TASK INSTRUCTIONS:
Repeat every record below exactly as written.

-- Start of AVAILABLE DATA --

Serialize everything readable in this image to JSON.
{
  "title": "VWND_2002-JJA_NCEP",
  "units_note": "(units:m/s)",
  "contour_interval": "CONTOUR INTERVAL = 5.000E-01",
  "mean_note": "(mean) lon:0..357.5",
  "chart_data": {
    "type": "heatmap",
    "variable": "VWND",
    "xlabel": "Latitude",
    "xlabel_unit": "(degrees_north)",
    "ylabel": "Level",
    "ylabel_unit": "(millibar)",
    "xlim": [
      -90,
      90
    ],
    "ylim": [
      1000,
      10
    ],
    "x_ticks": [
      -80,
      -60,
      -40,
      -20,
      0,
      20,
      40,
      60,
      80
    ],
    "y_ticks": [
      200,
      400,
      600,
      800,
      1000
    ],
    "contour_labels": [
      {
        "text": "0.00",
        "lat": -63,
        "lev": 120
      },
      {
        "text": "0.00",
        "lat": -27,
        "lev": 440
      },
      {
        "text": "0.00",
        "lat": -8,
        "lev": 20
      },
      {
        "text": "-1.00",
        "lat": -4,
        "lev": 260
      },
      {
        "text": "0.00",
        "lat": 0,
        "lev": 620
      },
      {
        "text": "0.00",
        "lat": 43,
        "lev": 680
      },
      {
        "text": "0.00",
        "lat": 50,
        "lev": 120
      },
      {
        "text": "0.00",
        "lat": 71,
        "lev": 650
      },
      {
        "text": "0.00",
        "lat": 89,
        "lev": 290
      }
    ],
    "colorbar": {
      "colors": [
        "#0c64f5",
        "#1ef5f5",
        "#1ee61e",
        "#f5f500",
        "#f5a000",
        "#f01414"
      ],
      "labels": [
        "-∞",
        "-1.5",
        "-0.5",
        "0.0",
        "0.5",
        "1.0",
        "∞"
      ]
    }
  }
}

-- End of AVAILABLE DATA --

ANSWER TO THIS TASK:
Serialize everything readable in this image to JSON.
{
  "title": "VWND_2002-JJA_NCEP",
  "units_note": "(units:m/s)",
  "contour_interval": "CONTOUR INTERVAL = 5.000E-01",
  "mean_note": "(mean) lon:0..357.5",
  "chart_data": {
    "type": "heatmap",
    "variable": "VWND",
    "xlabel": "Latitude",
    "xlabel_unit": "(degrees_north)",
    "ylabel": "Level",
    "ylabel_unit": "(millibar)",
    "xlim": [
      -90,
      90
    ],
    "ylim": [
      1000,
      10
    ],
    "x_ticks": [
      -80,
      -60,
      -40,
      -20,
      0,
      20,
      40,
      60,
      80
    ],
    "y_ticks": [
      200,
      400,
      600,
      800,
      1000
    ],
    "contour_labels": [
      {
        "text": "0.00",
        "lat": -63,
        "lev": 120
      },
      {
        "text": "0.00",
        "lat": -27,
        "lev": 440
      },
      {
        "text": "0.00",
        "lat": -8,
        "lev": 20
      },
      {
        "text": "-1.00",
        "lat": -4,
        "lev": 260
      },
      {
        "text": "0.00",
        "lat": 0,
        "lev": 620
      },
      {
        "text": "0.00",
        "lat": 43,
        "lev": 680
      },
      {
        "text": "0.00",
        "lat": 50,
        "lev": 120
      },
      {
        "text": "0.00",
        "lat": 71,
        "lev": 650
      },
      {
        "text": "0.00",
        "lat": 89,
        "lev": 290
      }
    ],
    "colorbar": {
      "colors": [
        "#0c64f5",
        "#1ef5f5",
        "#1ee61e",
        "#f5f500",
        "#f5a000",
        "#f01414"
      ],
      "labels": [
        "-∞",
        "-1.5",
        "-0.5",
        "0.0",
        "0.5",
        "1.0",
        "∞"
      ]
    }
  }
}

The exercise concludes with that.